Problem requirements »
Return each line of the material verbatim.

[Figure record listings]
>> BEGIN
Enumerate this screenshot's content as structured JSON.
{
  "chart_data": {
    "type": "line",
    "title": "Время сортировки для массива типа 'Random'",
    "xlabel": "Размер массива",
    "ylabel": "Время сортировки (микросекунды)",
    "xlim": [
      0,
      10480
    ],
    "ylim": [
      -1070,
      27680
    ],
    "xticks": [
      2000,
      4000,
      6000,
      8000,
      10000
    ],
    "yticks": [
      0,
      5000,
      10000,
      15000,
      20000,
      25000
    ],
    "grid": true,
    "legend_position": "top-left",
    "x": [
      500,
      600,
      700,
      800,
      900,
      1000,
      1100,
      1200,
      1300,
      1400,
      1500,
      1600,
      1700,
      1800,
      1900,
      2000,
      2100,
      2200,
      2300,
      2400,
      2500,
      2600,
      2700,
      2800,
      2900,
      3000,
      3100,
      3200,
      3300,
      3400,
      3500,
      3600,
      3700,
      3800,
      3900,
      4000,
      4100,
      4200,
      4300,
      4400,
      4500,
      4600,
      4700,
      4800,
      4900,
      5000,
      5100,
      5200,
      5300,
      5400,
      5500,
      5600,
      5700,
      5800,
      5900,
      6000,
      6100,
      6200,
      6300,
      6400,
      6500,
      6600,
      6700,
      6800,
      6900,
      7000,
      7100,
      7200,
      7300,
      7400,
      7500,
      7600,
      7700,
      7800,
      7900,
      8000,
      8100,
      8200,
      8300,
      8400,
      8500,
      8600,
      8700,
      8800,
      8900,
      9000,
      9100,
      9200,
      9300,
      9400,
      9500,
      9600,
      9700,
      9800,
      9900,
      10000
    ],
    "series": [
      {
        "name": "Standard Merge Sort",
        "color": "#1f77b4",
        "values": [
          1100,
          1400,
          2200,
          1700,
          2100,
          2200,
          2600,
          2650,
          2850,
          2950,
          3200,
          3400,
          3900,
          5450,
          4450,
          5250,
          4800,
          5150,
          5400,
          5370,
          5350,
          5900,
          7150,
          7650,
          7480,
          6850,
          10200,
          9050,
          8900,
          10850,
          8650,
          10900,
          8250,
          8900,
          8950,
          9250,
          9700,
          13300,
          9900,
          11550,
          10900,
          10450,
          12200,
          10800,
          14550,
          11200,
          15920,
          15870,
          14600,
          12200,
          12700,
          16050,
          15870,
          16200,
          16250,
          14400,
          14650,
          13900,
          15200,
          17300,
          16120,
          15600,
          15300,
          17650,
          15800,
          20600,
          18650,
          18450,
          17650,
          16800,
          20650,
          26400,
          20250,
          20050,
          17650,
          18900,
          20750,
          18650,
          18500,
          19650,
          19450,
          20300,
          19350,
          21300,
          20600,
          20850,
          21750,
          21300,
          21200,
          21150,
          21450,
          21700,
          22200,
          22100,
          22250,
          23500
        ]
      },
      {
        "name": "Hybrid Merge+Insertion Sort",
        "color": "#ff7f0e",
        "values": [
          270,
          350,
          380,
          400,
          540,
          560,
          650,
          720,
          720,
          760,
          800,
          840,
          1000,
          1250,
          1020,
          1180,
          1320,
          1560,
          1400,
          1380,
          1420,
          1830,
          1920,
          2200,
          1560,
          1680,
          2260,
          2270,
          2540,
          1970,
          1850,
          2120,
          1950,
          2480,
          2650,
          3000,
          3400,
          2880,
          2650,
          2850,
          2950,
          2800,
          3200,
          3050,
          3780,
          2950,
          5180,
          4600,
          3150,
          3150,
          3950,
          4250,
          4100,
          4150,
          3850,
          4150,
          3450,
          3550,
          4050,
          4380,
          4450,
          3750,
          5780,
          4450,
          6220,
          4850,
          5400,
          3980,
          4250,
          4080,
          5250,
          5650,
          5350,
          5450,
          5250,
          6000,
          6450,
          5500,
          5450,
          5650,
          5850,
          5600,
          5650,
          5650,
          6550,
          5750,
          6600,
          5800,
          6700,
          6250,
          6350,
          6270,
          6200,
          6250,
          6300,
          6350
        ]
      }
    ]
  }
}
>> END
Worked solution »
Enumerate this screenshot's content as structured JSON.
{
  "chart_data": {
    "type": "line",
    "title": "Время сортировки для массива типа 'Random'",
    "xlabel": "Размер массива",
    "ylabel": "Время сортировки (микросекунды)",
    "xlim": [
      0,
      10480
    ],
    "ylim": [
      -1070,
      27680
    ],
    "xticks": [
      2000,
      4000,
      6000,
      8000,
      10000
    ],
    "yticks": [
      0,
      5000,
      10000,
      15000,
      20000,
      25000
    ],
    "grid": true,
    "legend_position": "top-left",
    "x": [
      500,
      600,
      700,
      800,
      900,
      1000,
      1100,
      1200,
      1300,
      1400,
      1500,
      1600,
      1700,
      1800,
      1900,
      2000,
      2100,
      2200,
      2300,
      2400,
      2500,
      2600,
      2700,
      2800,
      2900,
      3000,
      3100,
      3200,
      3300,
      3400,
      3500,
      3600,
      3700,
      3800,
      3900,
      4000,
      4100,
      4200,
      4300,
      4400,
      4500,
      4600,
      4700,
      4800,
      4900,
      5000,
      5100,
      5200,
      5300,
      5400,
      5500,
      5600,
      5700,
      5800,
      5900,
      6000,
      6100,
      6200,
      6300,
      6400,
      6500,
      6600,
      6700,
      6800,
      6900,
      7000,
      7100,
      7200,
      7300,
      7400,
      7500,
      7600,
      7700,
      7800,
      7900,
      8000,
      8100,
      8200,
      8300,
      8400,
      8500,
      8600,
      8700,
      8800,
      8900,
      9000,
      9100,
      9200,
      9300,
      9400,
      9500,
      9600,
      9700,
      9800,
      9900,
      10000
    ],
    "series": [
      {
        "name": "Standard Merge Sort",
        "color": "#1f77b4",
        "values": [
          1100,
          1400,
          2200,
          1700,
          2100,
          2200,
          2600,
          2650,
          2850,
          2950,
          3200,
          3400,
          3900,
          5450,
          4450,
          5250,
          4800,
          5150,
          5400,
          5370,
          5350,
          5900,
          7150,
          7650,
          7480,
          6850,
          10200,
          9050,
          8900,
          10850,
          8650,
          10900,
          8250,
          8900,
          8950,
          9250,
          9700,
          13300,
          9900,
          11550,
          10900,
          10450,
          12200,
          10800,
          14550,
          11200,
          15920,
          15870,
          14600,
          12200,
          12700,
          16050,
          15870,
          16200,
          16250,
          14400,
          14650,
          13900,
          15200,
          17300,
          16120,
          15600,
          15300,
          17650,
          15800,
          20600,
          18650,
          18450,
          17650,
          16800,
          20650,
          26400,
          20250,
          20050,
          17650,
          18900,
          20750,
          18650,
          18500,
          19650,
          19450,
          20300,
          19350,
          21300,
          20600,
          20850,
          21750,
          21300,
          21200,
          21150,
          21450,
          21700,
          22200,
          22100,
          22250,
          23500
        ]
      },
      {
        "name": "Hybrid Merge+Insertion Sort",
        "color": "#ff7f0e",
        "values": [
          270,
          350,
          380,
          400,
          540,
          560,
          650,
          720,
          720,
          760,
          800,
          840,
          1000,
          1250,
          1020,
          1180,
          1320,
          1560,
          1400,
          1380,
          1420,
          1830,
          1920,
          2200,
          1560,
          1680,
          2260,
          2270,
          2540,
          1970,
          1850,
          2120,
          1950,
          2480,
          2650,
          3000,
          3400,
          2880,
          2650,
          2850,
          2950,
          2800,
          3200,
          3050,
          3780,
          2950,
          5180,
          4600,
          3150,
          3150,
          3950,
          4250,
          4100,
          4150,
          3850,
          4150,
          3450,
          3550,
          4050,
          4380,
          4450,
          3750,
          5780,
          4450,
          6220,
          4850,
          5400,
          3980,
          4250,
          4080,
          5250,
          5650,
          5350,
          5450,
          5250,
          6000,
          6450,
          5500,
          5450,
          5650,
          5850,
          5600,
          5650,
          5650,
          6550,
          5750,
          6600,
          5800,
          6700,
          6250,
          6350,
          6270,
          6200,
          6250,
          6300,
          6350
        ]
      }
    ]
  }
}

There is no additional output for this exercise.